Stored records:
- - -

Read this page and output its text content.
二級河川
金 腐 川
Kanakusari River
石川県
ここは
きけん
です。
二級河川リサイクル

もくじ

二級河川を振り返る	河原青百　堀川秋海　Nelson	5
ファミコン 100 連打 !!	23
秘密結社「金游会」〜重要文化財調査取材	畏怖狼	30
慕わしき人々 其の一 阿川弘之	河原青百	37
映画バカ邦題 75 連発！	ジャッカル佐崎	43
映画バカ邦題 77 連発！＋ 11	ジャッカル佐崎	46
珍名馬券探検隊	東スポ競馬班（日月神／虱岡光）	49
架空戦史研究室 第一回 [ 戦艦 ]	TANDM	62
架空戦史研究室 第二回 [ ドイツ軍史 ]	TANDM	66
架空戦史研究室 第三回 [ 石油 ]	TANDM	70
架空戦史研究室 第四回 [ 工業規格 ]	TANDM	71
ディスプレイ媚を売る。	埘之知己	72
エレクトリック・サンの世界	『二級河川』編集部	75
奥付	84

- - -

What is the number of lines above that hold the string "ジャッカル佐崎"? Answer with that number alone.

§ Response to the task
2